— Try it —
Where does the string "xlabel" appear in the records? Copy each line that holds it.

— Exercise material —

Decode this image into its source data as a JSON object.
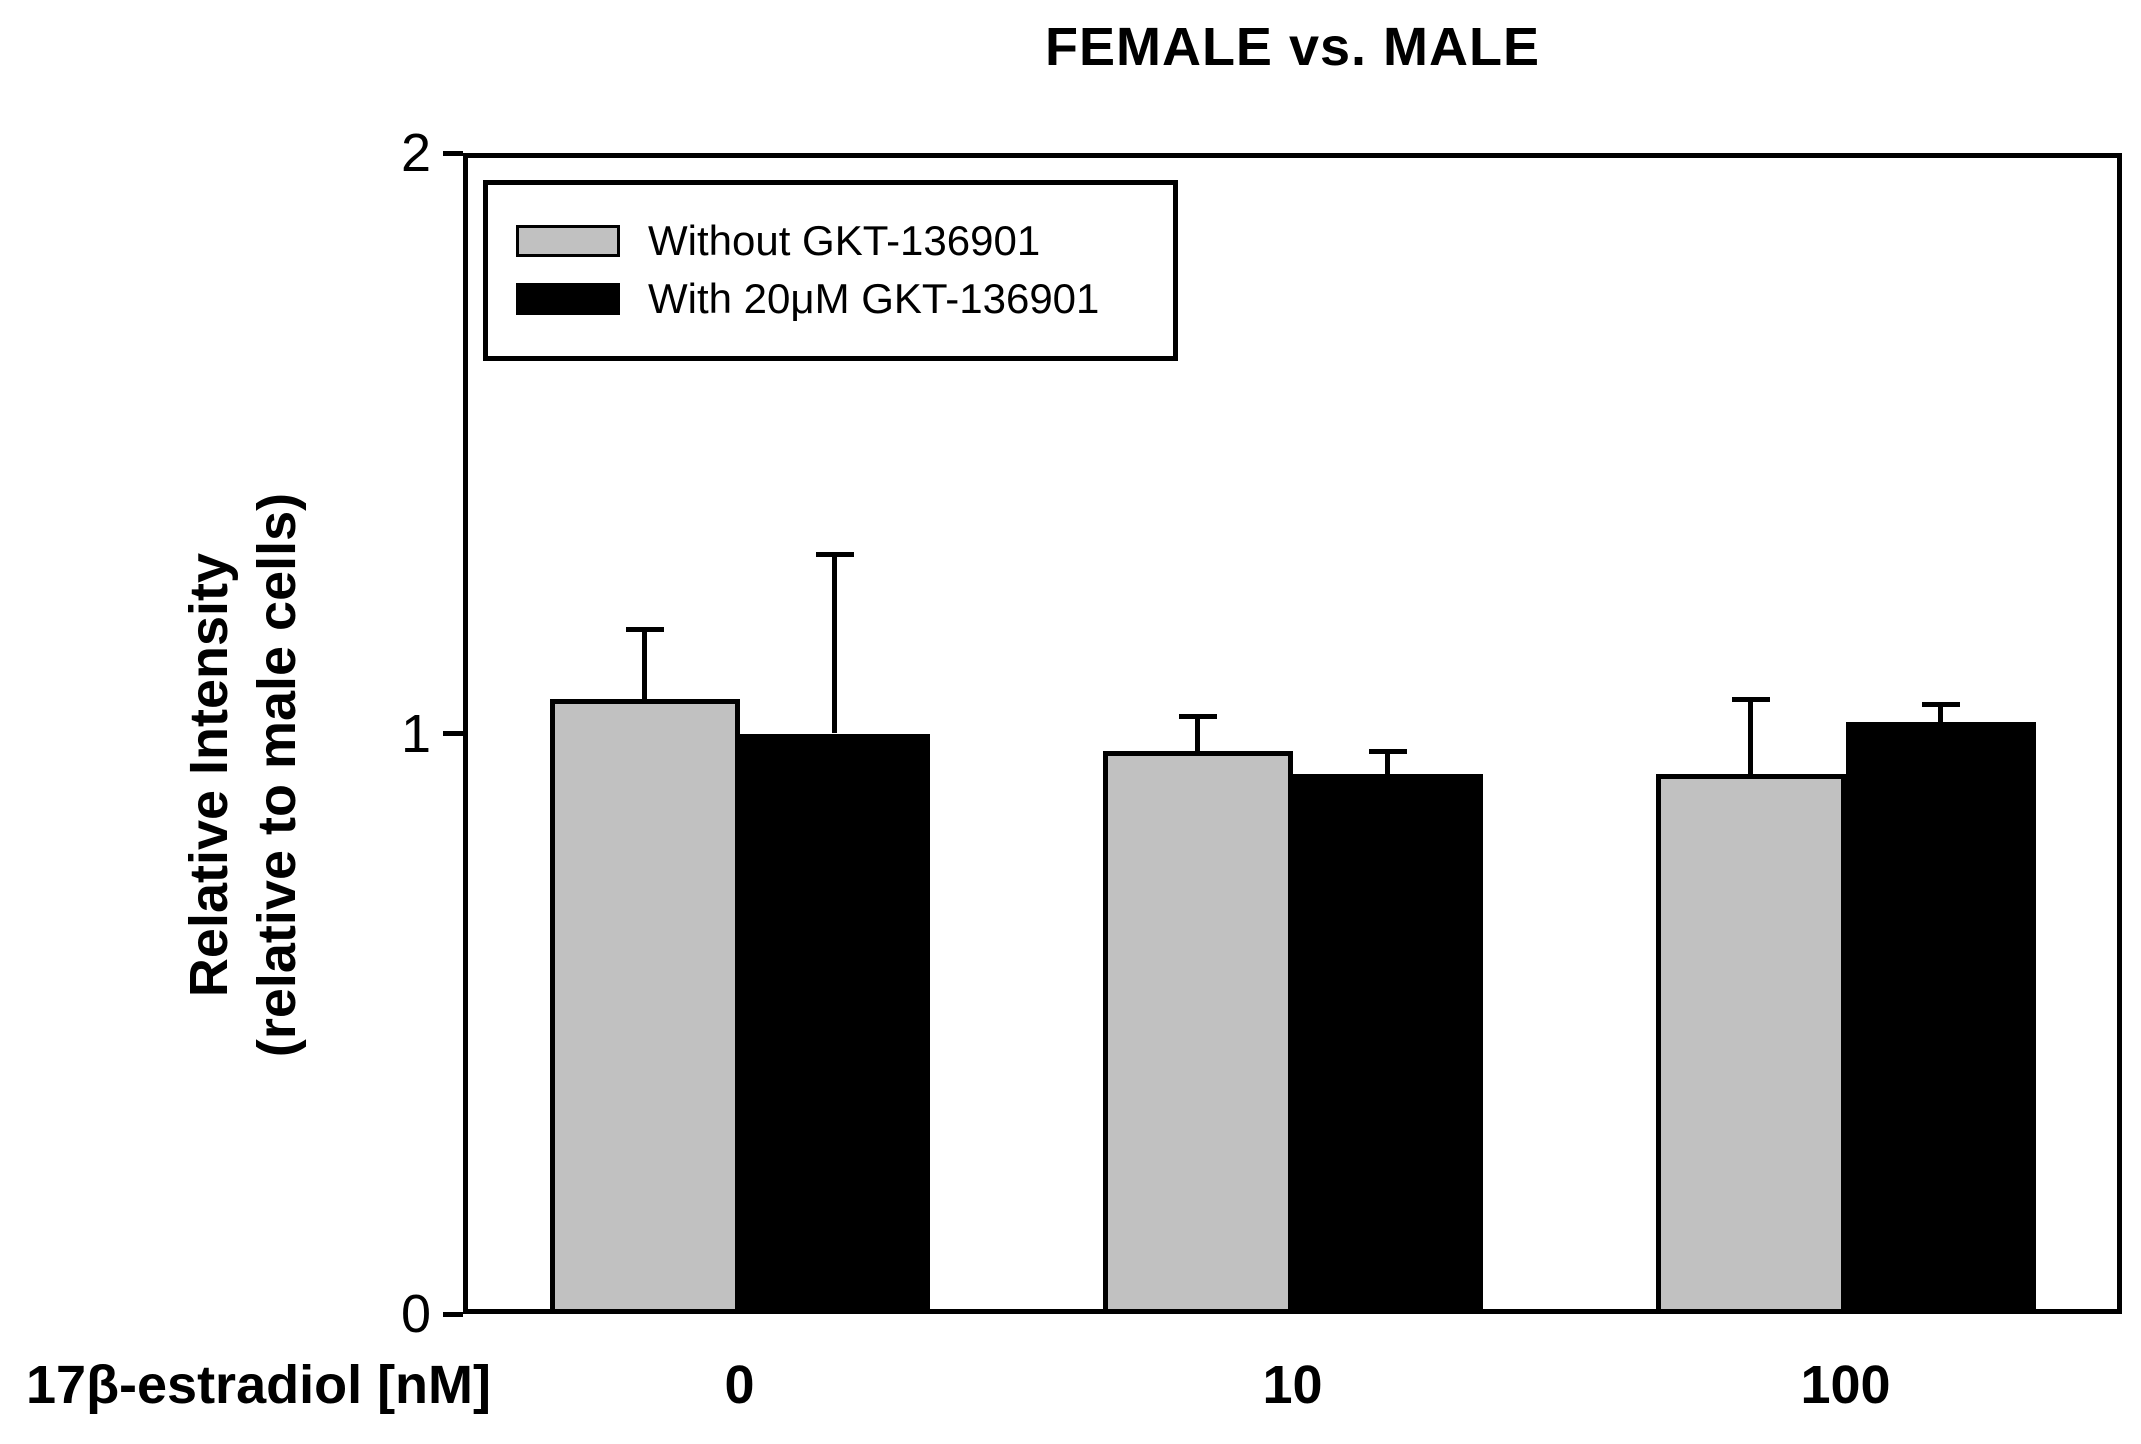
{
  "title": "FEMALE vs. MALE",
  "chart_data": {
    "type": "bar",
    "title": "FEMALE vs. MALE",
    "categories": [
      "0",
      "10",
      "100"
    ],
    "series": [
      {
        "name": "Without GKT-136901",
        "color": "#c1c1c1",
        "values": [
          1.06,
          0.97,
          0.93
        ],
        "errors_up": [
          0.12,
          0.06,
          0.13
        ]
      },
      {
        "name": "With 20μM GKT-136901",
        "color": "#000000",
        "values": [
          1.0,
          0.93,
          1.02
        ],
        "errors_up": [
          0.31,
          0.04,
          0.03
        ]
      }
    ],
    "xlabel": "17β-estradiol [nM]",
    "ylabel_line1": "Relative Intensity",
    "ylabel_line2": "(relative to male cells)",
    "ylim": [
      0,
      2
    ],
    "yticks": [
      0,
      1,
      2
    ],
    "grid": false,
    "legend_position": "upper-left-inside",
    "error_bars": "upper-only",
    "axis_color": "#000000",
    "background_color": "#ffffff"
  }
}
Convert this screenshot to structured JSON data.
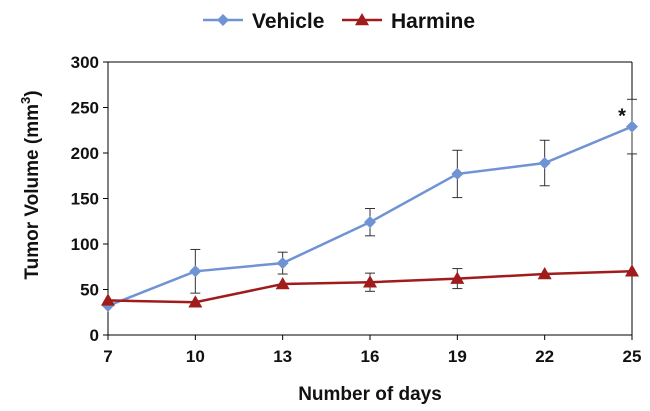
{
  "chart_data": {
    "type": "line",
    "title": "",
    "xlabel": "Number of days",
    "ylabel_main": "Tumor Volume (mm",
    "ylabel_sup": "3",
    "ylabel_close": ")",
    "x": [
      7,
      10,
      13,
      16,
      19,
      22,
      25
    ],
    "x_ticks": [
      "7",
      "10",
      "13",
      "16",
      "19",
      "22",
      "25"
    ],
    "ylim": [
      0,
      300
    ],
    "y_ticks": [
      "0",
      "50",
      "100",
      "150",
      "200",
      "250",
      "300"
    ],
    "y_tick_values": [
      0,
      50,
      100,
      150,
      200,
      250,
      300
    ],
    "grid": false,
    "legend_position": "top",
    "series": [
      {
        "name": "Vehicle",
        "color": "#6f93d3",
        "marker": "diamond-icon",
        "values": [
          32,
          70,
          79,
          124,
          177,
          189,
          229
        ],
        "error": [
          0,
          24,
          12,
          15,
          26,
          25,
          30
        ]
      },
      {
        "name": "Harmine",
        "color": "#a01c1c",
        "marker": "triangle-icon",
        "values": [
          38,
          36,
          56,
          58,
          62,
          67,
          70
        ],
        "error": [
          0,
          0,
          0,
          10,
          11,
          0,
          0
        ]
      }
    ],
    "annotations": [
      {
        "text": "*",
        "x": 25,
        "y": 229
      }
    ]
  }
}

— Output —
    "xlabel": "17β-estradiol [nM]",
    "xlabel": "Number of days",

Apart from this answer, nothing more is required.